- _DIRECTIONS_:
Without the pictures, copy all the entries below exactly.
■ ■ ■ ■
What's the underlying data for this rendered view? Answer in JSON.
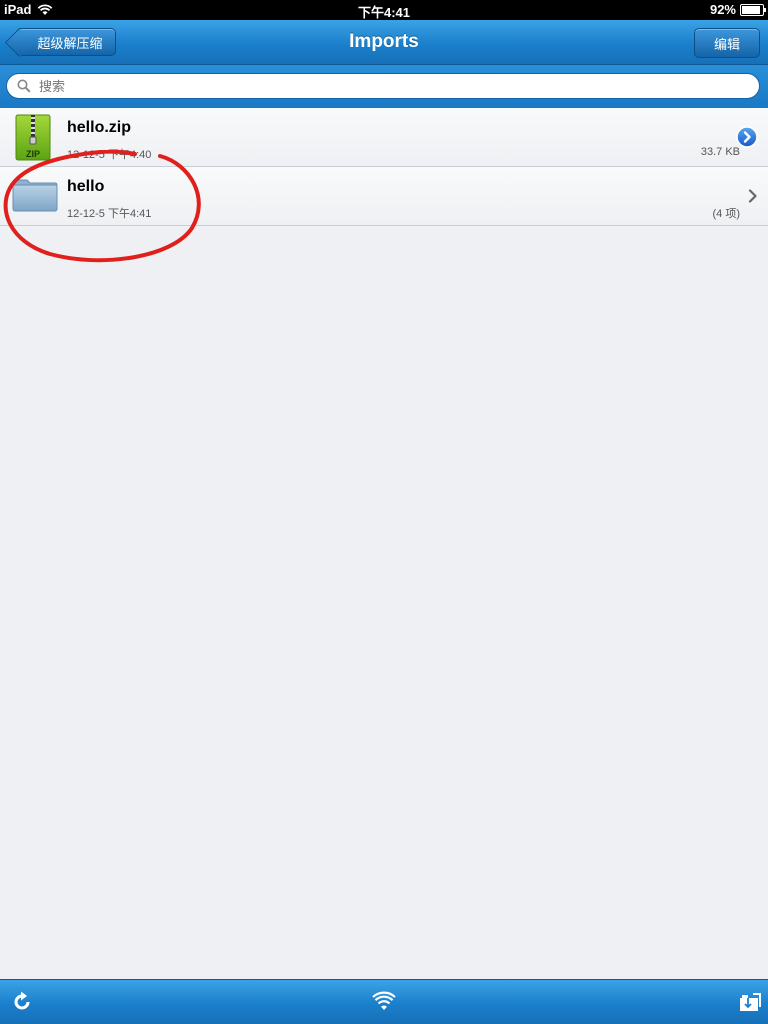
{
  "status_bar": {
    "device": "iPad",
    "time": "下午4:41",
    "battery": "92%",
    "battery_level": 0.92
  },
  "nav": {
    "back_label": "超级解压缩",
    "title": "Imports",
    "edit_label": "编辑"
  },
  "search": {
    "placeholder": "搜索"
  },
  "files": [
    {
      "name": "hello.zip",
      "date": "12-12-5 下午4:40",
      "meta": "33.7 KB",
      "icon": "zip-file-icon",
      "accessory": "detail-disclosure-button"
    },
    {
      "name": "hello",
      "date": "12-12-5 下午4:41",
      "meta": "(4 项)",
      "icon": "folder-icon",
      "accessory": "chevron-right-icon"
    }
  ],
  "toolbar": {
    "items": [
      "refresh-icon",
      "wifi-icon",
      "folder-icon"
    ]
  },
  "colors": {
    "bar_blue": "#1b7fcb",
    "annotation_red": "#e0201c"
  }
}
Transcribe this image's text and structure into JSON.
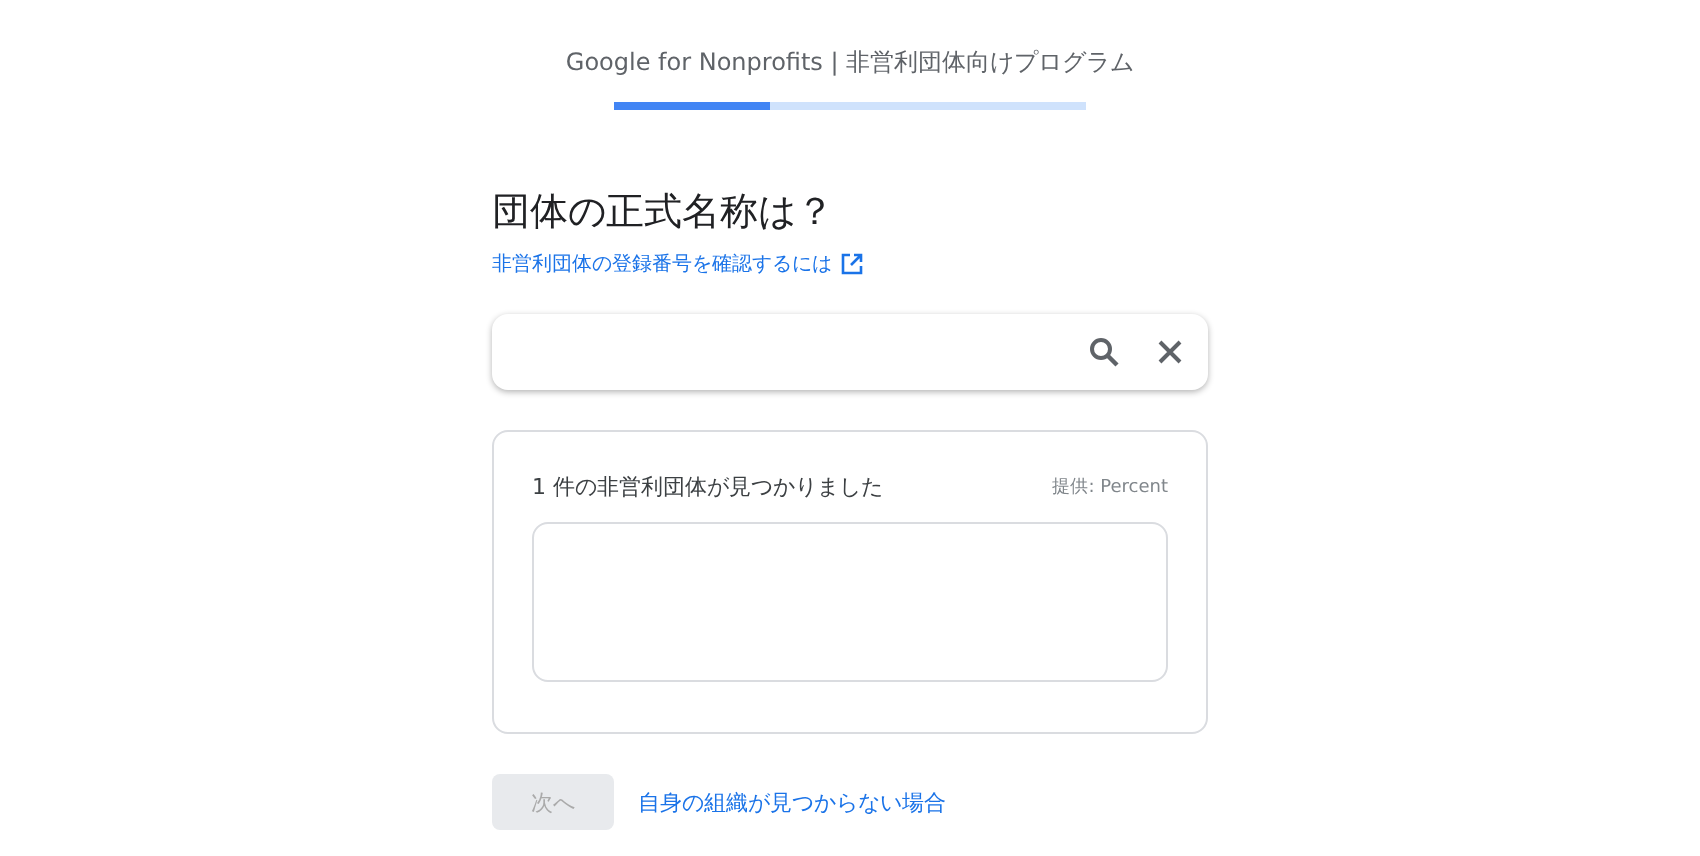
{
  "header": {
    "title": "Google for Nonprofits | 非営利団体向けプログラム",
    "progress": {
      "level": 0.33
    }
  },
  "question": {
    "title": "団体の正式名称は？",
    "help_link": "非営利団体の登録番号を確認するには"
  },
  "results": {
    "count_text": "1 件の非営利団体が見つかりました",
    "provider": "提供: Percent"
  },
  "footer": {
    "next_button": {
      "label": "次へ",
      "disabled": true
    },
    "not_found_link": "自身の組織が見つからない場合"
  }
}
■ ■ ■ ■
- _ANSWER BELOW_:
What's the underlying data for this rendered view? Answer in JSON.
{
  "status_bar": {
    "device": "iPad",
    "time": "下午4:41",
    "battery": "92%",
    "battery_level": 0.92
  },
  "nav": {
    "back_label": "超级解压缩",
    "title": "Imports",
    "edit_label": "编辑"
  },
  "search": {
    "placeholder": "搜索"
  },
  "files": [
    {
      "name": "hello.zip",
      "date": "12-12-5 下午4:40",
      "meta": "33.7 KB",
      "icon": "zip-file-icon",
      "accessory": "detail-disclosure-button"
    },
    {
      "name": "hello",
      "date": "12-12-5 下午4:41",
      "meta": "(4 项)",
      "icon": "folder-icon",
      "accessory": "chevron-right-icon"
    }
  ],
  "toolbar": {
    "items": [
      "refresh-icon",
      "wifi-icon",
      "folder-icon"
    ]
  },
  "colors": {
    "bar_blue": "#1b7fcb",
    "annotation_red": "#e0201c"
  }
}
Transcribe this image's text and structure into JSON.
{
  "header": {
    "title": "Google for Nonprofits | 非営利団体向けプログラム",
    "progress": {
      "level": 0.33
    }
  },
  "question": {
    "title": "団体の正式名称は？",
    "help_link": "非営利団体の登録番号を確認するには"
  },
  "results": {
    "count_text": "1 件の非営利団体が見つかりました",
    "provider": "提供: Percent"
  },
  "footer": {
    "next_button": {
      "label": "次へ",
      "disabled": true
    },
    "not_found_link": "自身の組織が見つからない場合"
  }
}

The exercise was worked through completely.